The listing below should be copied in full, word for word.

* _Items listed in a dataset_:
[START]

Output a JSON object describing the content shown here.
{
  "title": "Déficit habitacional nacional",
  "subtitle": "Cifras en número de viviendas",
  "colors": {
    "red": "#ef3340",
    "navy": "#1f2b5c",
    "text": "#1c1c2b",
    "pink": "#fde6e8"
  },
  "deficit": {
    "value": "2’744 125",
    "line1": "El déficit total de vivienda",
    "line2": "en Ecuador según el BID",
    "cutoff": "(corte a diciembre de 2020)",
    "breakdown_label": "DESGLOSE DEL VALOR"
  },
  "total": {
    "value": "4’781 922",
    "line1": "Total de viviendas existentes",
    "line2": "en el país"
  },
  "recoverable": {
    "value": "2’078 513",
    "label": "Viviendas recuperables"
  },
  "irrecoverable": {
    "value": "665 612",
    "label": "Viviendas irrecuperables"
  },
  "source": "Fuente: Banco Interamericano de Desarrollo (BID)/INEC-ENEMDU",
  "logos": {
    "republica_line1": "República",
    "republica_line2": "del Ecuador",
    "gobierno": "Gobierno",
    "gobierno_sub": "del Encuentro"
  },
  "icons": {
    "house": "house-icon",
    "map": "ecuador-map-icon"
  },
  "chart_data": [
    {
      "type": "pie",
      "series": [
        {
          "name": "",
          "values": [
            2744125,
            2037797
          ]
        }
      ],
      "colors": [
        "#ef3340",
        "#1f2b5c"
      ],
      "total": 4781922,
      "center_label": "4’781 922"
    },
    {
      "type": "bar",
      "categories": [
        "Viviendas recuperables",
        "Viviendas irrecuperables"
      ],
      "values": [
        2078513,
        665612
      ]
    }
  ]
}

[END]

* _SOLUTION_:
Output a JSON object describing the content shown here.
{
  "title": "Déficit habitacional nacional",
  "subtitle": "Cifras en número de viviendas",
  "colors": {
    "red": "#ef3340",
    "navy": "#1f2b5c",
    "text": "#1c1c2b",
    "pink": "#fde6e8"
  },
  "deficit": {
    "value": "2’744 125",
    "line1": "El déficit total de vivienda",
    "line2": "en Ecuador según el BID",
    "cutoff": "(corte a diciembre de 2020)",
    "breakdown_label": "DESGLOSE DEL VALOR"
  },
  "total": {
    "value": "4’781 922",
    "line1": "Total de viviendas existentes",
    "line2": "en el país"
  },
  "recoverable": {
    "value": "2’078 513",
    "label": "Viviendas recuperables"
  },
  "irrecoverable": {
    "value": "665 612",
    "label": "Viviendas irrecuperables"
  },
  "source": "Fuente: Banco Interamericano de Desarrollo (BID)/INEC-ENEMDU",
  "logos": {
    "republica_line1": "República",
    "republica_line2": "del Ecuador",
    "gobierno": "Gobierno",
    "gobierno_sub": "del Encuentro"
  },
  "icons": {
    "house": "house-icon",
    "map": "ecuador-map-icon"
  },
  "chart_data": [
    {
      "type": "pie",
      "series": [
        {
          "name": "",
          "values": [
            2744125,
            2037797
          ]
        }
      ],
      "colors": [
        "#ef3340",
        "#1f2b5c"
      ],
      "total": 4781922,
      "center_label": "4’781 922"
    },
    {
      "type": "bar",
      "categories": [
        "Viviendas recuperables",
        "Viviendas irrecuperables"
      ],
      "values": [
        2078513,
        665612
      ]
    }
  ]
}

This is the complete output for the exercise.